» **What is being asked**: Retype the items below, starting with their first line and ending with the line that holds "front-row-divider [12,1096,694,1099]". Include both of those lines.

— Start of Supplied material —

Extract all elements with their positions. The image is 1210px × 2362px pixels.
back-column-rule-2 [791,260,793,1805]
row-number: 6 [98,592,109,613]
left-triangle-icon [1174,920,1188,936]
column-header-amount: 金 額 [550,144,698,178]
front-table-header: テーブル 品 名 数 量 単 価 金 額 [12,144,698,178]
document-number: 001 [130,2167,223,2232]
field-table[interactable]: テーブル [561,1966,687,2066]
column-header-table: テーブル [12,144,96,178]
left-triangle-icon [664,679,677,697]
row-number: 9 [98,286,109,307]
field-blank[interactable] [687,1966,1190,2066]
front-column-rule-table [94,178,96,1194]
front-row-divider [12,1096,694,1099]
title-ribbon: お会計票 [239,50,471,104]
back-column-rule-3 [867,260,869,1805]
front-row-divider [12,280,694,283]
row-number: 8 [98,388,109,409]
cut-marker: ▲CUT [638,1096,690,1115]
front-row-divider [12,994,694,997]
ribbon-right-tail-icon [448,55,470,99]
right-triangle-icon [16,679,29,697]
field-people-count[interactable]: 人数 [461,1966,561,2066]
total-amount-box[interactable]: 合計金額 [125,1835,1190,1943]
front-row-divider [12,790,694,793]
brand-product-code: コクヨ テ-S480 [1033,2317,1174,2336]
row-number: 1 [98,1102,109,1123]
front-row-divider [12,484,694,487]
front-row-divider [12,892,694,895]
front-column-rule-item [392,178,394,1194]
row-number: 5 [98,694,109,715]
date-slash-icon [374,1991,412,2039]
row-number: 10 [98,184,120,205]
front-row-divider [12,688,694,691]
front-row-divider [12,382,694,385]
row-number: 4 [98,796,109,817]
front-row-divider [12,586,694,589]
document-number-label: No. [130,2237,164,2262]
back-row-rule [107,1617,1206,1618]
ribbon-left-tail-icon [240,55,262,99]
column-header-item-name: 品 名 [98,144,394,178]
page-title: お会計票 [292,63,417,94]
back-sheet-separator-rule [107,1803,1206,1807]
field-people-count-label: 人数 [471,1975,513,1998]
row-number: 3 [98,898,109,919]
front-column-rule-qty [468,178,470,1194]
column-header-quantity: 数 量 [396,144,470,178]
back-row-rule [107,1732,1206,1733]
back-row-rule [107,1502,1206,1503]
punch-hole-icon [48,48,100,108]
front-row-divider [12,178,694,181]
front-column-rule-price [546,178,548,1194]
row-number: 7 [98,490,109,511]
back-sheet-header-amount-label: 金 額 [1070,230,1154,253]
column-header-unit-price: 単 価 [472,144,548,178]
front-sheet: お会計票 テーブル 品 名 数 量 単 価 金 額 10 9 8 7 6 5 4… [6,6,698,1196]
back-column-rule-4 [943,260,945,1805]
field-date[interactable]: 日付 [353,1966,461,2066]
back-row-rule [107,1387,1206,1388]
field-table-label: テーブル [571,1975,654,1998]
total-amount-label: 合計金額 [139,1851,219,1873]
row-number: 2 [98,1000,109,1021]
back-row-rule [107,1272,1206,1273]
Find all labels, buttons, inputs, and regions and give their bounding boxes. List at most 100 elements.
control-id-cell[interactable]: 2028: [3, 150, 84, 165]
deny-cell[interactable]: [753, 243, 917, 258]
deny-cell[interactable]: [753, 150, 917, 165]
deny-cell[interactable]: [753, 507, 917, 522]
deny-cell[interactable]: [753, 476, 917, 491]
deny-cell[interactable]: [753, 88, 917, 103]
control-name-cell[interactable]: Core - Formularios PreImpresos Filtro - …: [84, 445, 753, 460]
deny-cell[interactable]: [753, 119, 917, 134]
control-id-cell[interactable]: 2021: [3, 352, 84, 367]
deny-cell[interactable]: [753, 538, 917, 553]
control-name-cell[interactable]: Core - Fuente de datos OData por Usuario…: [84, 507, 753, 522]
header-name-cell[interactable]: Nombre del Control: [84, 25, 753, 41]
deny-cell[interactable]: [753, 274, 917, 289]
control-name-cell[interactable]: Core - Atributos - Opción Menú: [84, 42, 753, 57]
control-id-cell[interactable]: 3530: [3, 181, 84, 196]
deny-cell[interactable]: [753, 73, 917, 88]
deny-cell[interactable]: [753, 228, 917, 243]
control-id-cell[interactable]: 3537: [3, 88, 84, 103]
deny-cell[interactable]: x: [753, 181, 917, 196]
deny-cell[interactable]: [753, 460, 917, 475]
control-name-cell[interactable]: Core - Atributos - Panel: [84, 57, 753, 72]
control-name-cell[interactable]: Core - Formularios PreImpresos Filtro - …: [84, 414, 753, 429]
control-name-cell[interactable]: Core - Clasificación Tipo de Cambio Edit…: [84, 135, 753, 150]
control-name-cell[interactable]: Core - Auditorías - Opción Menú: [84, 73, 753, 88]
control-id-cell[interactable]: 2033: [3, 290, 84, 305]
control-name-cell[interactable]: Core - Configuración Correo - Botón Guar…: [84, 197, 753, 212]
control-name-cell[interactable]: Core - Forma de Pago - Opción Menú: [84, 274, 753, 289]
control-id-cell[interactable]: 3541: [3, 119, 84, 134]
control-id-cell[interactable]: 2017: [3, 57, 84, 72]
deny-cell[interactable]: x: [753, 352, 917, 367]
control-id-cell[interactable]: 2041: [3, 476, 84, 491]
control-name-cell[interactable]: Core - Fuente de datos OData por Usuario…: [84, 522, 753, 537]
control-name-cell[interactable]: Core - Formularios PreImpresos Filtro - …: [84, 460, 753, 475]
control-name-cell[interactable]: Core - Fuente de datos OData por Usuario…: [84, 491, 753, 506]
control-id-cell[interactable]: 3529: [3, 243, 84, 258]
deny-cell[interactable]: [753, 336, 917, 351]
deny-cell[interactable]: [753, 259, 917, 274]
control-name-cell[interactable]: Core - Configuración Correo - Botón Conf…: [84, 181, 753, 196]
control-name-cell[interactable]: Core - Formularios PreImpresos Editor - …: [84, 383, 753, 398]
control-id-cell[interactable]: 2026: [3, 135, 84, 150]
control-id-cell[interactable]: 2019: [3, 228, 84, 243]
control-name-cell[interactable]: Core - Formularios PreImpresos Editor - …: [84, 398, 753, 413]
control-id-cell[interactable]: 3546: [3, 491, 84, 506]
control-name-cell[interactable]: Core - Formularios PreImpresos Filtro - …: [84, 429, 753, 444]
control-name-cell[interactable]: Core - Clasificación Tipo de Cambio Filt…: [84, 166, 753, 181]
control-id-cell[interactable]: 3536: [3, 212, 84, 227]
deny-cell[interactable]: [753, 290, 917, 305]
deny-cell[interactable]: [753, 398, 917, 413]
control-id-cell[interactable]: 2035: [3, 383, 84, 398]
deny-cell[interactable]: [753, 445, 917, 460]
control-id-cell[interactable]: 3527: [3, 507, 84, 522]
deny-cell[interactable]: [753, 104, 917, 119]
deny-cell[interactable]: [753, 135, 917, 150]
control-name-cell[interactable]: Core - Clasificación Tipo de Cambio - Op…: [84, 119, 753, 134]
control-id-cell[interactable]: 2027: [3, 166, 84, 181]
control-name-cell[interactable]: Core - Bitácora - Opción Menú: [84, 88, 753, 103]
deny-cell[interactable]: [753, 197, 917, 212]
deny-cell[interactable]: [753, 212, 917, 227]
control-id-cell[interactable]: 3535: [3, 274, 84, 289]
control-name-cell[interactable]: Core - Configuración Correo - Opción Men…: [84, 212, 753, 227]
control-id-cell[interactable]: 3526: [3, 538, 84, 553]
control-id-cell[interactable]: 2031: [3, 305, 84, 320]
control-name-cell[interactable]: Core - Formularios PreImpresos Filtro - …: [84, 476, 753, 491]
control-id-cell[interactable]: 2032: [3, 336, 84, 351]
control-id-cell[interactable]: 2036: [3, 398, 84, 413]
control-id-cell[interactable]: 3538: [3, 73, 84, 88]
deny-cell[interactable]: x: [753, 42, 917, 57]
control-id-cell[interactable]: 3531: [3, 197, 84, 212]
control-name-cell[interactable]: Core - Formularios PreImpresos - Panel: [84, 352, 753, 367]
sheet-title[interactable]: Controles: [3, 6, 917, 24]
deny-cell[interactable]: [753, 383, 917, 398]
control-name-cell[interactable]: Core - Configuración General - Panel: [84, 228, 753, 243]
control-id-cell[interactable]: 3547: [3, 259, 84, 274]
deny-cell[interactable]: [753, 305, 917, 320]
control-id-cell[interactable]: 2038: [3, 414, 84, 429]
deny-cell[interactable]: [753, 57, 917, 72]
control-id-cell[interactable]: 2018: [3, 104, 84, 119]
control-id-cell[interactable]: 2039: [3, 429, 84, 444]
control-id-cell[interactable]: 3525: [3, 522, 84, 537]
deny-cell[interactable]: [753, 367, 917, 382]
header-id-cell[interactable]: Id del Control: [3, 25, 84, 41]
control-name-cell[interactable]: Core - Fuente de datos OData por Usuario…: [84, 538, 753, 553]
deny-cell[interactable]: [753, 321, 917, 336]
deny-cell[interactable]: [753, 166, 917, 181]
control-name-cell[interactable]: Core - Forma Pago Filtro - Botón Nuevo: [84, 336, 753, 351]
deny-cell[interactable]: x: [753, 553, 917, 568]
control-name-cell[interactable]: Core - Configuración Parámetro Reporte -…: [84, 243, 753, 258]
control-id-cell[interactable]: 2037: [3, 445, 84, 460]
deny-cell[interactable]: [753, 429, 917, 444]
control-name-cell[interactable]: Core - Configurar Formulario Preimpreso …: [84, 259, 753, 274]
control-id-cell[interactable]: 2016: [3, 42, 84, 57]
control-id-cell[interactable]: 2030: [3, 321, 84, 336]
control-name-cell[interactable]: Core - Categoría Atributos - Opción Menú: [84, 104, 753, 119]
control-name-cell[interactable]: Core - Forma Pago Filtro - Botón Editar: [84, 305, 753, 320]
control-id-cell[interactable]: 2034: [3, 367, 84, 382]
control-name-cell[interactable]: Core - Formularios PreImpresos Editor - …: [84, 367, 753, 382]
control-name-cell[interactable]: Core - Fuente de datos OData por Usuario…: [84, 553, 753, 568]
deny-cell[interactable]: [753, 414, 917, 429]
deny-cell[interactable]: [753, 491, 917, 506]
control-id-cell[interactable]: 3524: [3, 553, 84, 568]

— End of Supplied material —

» **Result of the exercise**:
Extract all elements with their positions. The image is 1210px × 2362px pixels.
back-column-rule-2 [791,260,793,1805]
row-number: 6 [98,592,109,613]
left-triangle-icon [1174,920,1188,936]
column-header-amount: 金 額 [550,144,698,178]
front-table-header: テーブル 品 名 数 量 単 価 金 額 [12,144,698,178]
document-number: 001 [130,2167,223,2232]
field-table[interactable]: テーブル [561,1966,687,2066]
column-header-table: テーブル [12,144,96,178]
left-triangle-icon [664,679,677,697]
row-number: 9 [98,286,109,307]
field-blank[interactable] [687,1966,1190,2066]
front-column-rule-table [94,178,96,1194]
front-row-divider [12,1096,694,1099]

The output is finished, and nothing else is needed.